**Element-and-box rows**
◆ ◆ ◆ ◆ ◆ ◆ ◆
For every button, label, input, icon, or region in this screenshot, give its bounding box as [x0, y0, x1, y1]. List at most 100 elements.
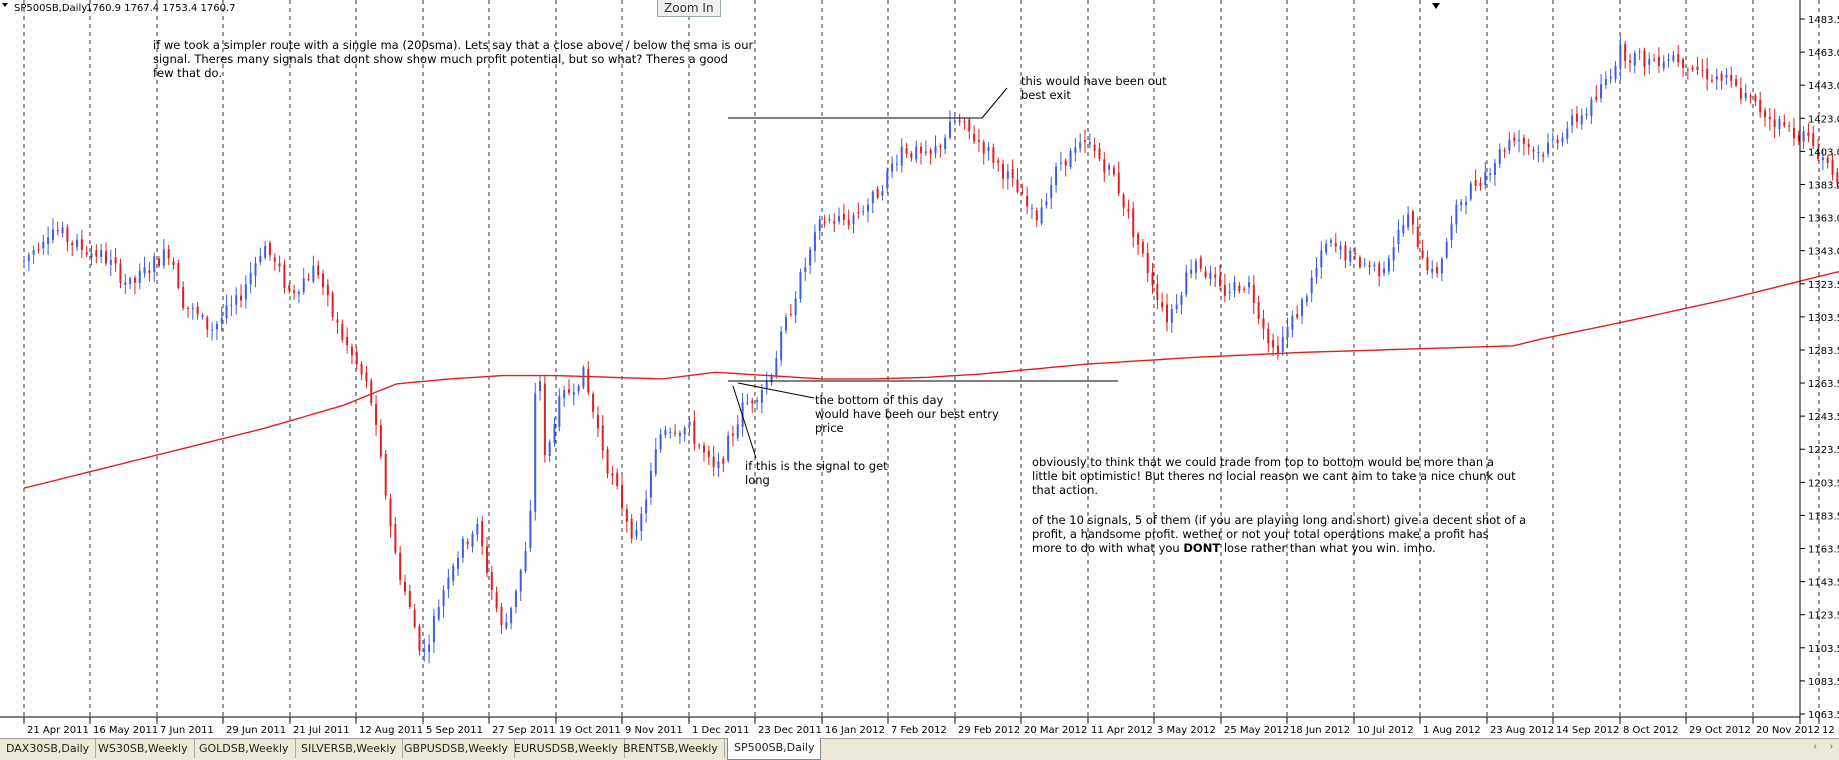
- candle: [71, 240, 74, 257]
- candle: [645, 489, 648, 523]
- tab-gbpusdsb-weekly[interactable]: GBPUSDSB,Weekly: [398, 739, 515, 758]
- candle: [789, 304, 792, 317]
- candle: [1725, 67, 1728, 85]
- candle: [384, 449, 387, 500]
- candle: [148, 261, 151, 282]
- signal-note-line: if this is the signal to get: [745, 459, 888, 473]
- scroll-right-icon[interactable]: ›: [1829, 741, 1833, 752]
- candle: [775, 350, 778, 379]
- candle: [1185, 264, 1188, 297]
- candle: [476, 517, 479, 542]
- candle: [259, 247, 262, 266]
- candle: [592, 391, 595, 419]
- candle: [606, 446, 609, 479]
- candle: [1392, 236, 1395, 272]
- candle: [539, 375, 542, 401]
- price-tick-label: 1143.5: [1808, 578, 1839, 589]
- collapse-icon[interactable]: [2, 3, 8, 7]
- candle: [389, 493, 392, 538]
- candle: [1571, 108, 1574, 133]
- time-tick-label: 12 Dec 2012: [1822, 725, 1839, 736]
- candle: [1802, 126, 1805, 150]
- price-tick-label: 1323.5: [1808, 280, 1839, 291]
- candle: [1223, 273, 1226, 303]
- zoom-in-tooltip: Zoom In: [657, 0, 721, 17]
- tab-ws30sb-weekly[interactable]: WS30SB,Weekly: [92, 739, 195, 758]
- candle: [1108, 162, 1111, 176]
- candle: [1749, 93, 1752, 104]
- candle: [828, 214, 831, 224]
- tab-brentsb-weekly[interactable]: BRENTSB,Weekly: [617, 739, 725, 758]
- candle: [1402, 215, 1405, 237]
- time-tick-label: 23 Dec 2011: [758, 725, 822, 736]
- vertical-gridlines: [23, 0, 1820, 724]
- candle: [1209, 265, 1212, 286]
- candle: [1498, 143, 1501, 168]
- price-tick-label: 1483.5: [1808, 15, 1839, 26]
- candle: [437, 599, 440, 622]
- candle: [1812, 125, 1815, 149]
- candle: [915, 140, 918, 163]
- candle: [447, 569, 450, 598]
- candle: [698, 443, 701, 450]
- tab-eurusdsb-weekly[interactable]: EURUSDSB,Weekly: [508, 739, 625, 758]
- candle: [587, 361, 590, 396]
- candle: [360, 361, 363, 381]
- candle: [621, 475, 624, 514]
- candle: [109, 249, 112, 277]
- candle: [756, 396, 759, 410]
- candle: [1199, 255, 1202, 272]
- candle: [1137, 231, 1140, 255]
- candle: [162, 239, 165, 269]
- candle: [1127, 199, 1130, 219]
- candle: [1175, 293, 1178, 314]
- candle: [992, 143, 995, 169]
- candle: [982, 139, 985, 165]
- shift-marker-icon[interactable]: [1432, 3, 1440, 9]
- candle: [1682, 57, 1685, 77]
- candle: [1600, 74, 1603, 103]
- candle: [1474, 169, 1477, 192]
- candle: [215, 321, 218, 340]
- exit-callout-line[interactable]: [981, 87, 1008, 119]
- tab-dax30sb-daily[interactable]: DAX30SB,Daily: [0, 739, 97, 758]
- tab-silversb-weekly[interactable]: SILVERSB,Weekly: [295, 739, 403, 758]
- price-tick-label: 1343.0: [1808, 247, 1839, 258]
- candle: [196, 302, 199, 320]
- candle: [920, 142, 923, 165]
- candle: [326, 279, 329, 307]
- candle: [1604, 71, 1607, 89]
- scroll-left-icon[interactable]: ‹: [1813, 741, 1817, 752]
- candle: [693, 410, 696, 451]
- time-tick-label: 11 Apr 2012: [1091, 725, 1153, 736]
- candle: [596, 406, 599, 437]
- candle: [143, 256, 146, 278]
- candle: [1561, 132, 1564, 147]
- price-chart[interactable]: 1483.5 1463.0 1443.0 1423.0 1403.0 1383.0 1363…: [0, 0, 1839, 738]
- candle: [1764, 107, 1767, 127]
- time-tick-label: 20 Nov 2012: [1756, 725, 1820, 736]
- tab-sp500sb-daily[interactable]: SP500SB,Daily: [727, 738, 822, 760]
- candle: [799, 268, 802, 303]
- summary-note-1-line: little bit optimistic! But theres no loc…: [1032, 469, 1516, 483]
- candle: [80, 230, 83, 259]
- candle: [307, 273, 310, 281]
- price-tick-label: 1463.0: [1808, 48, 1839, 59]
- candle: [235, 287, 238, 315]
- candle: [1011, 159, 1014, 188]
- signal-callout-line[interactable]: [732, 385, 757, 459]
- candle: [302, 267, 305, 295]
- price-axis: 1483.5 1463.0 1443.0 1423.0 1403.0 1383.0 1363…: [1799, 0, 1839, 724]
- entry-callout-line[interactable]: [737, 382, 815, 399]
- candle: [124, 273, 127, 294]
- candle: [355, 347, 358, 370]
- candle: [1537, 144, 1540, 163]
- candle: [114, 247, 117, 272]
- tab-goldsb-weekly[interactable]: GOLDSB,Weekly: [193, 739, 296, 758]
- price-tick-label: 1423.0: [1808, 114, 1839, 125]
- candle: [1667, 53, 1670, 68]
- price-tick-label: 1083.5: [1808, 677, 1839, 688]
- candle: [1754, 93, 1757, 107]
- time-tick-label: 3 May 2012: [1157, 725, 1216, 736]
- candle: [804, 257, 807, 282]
◆ ◆ ◆ ◆ ◆ ◆ ◆
**Directions**
Copy every row above word for word, leaving out the picture.

**Solution to this problem**
For every button, label, input, icon, or region in this screenshot, give its bounding box as [x0, y0, x1, y1]. List at most 100 elements.
- candle: [71, 240, 74, 257]
- candle: [645, 489, 648, 523]
- tab-gbpusdsb-weekly[interactable]: GBPUSDSB,Weekly: [398, 739, 515, 758]
- candle: [789, 304, 792, 317]
- candle: [1725, 67, 1728, 85]
- candle: [384, 449, 387, 500]
- candle: [148, 261, 151, 282]
- signal-note-line: if this is the signal to get: [745, 459, 888, 473]
- scroll-right-icon[interactable]: ›: [1829, 741, 1833, 752]
- candle: [775, 350, 778, 379]
- candle: [1185, 264, 1188, 297]
- candle: [476, 517, 479, 542]
- candle: [259, 247, 262, 266]
- candle: [592, 391, 595, 419]
- candle: [606, 446, 609, 479]
- candle: [1392, 236, 1395, 272]
- candle: [539, 375, 542, 401]
- price-tick-label: 1143.5: [1808, 578, 1839, 589]
- collapse-icon[interactable]: [2, 3, 8, 7]
- candle: [389, 493, 392, 538]
- candle: [1571, 108, 1574, 133]
- time-tick-label: 12 Dec 2012: [1822, 725, 1839, 736]
- candle: [1802, 126, 1805, 150]
- price-tick-label: 1323.5: [1808, 280, 1839, 291]
- candle: [1223, 273, 1226, 303]
- zoom-in-tooltip: Zoom In: [657, 0, 721, 17]
- tab-ws30sb-weekly[interactable]: WS30SB,Weekly: [92, 739, 195, 758]
- candle: [1108, 162, 1111, 176]
- candle: [1749, 93, 1752, 104]
- candle: [828, 214, 831, 224]
- tab-brentsb-weekly[interactable]: BRENTSB,Weekly: [617, 739, 725, 758]
- candle: [1402, 215, 1405, 237]
- time-tick-label: 23 Dec 2011: [758, 725, 822, 736]
- vertical-gridlines: [23, 0, 1820, 724]
- candle: [1209, 265, 1212, 286]
- candle: [1498, 143, 1501, 168]
- price-tick-label: 1483.5: [1808, 15, 1839, 26]
- candle: [437, 599, 440, 622]
- candle: [1812, 125, 1815, 149]
- candle: [915, 140, 918, 163]
- candle: [447, 569, 450, 598]
- candle: [698, 443, 701, 450]
- tab-eurusdsb-weekly[interactable]: EURUSDSB,Weekly: [508, 739, 625, 758]
- candle: [587, 361, 590, 396]
- candle: [360, 361, 363, 381]
- candle: [621, 475, 624, 514]
- candle: [109, 249, 112, 277]
- candle: [756, 396, 759, 410]
- candle: [1199, 255, 1202, 272]
- candle: [1137, 231, 1140, 255]
- candle: [162, 239, 165, 269]
- candle: [1127, 199, 1130, 219]
- candle: [1175, 293, 1178, 314]
- candle: [992, 143, 995, 169]
- candle: [982, 139, 985, 165]
- shift-marker-icon[interactable]: [1432, 3, 1440, 9]
- candle: [1682, 57, 1685, 77]
- candle: [1600, 74, 1603, 103]
- candle: [1474, 169, 1477, 192]
- candle: [215, 321, 218, 340]
- exit-callout-line[interactable]: [981, 87, 1008, 119]
- tab-dax30sb-daily[interactable]: DAX30SB,Daily: [0, 739, 97, 758]
- tab-silversb-weekly[interactable]: SILVERSB,Weekly: [295, 739, 403, 758]
- price-tick-label: 1343.0: [1808, 247, 1839, 258]
- candle: [196, 302, 199, 320]
- candle: [920, 142, 923, 165]
- candle: [326, 279, 329, 307]
- candle: [1604, 71, 1607, 89]
- scroll-left-icon[interactable]: ‹: [1813, 741, 1817, 752]
- candle: [693, 410, 696, 451]
- time-tick-label: 11 Apr 2012: [1091, 725, 1153, 736]
- candle: [596, 406, 599, 437]
- candle: [143, 256, 146, 278]
- candle: [1561, 132, 1564, 147]
- price-chart[interactable]: 1483.5 1463.0 1443.0 1423.0 1403.0 1383.0 1363…: [0, 0, 1839, 738]
- candle: [1764, 107, 1767, 127]
- time-tick-label: 20 Nov 2012: [1756, 725, 1820, 736]
- tab-sp500sb-daily[interactable]: SP500SB,Daily: [727, 738, 822, 760]
- candle: [799, 268, 802, 303]
- summary-note-1-line: little bit optimistic! But theres no loc…: [1032, 469, 1516, 483]
- candle: [80, 230, 83, 259]
- candle: [307, 273, 310, 281]
- price-tick-label: 1463.0: [1808, 48, 1839, 59]
- candle: [235, 287, 238, 315]
- candle: [1011, 159, 1014, 188]
- signal-callout-line[interactable]: [732, 385, 757, 459]
- candle: [302, 267, 305, 295]
- price-axis: 1483.5 1463.0 1443.0 1423.0 1403.0 1383.0 1363…: [1799, 0, 1839, 724]
- entry-callout-line[interactable]: [737, 382, 815, 399]
- candle: [124, 273, 127, 294]
- candle: [355, 347, 358, 370]
- candle: [1537, 144, 1540, 163]
- candle: [114, 247, 117, 272]
- tab-goldsb-weekly[interactable]: GOLDSB,Weekly: [193, 739, 296, 758]
- price-tick-label: 1423.0: [1808, 114, 1839, 125]
- candle: [1667, 53, 1670, 68]
- price-tick-label: 1083.5: [1808, 677, 1839, 688]
- candle: [1754, 93, 1757, 107]
- time-tick-label: 3 May 2012: [1157, 725, 1216, 736]
- candle: [804, 257, 807, 282]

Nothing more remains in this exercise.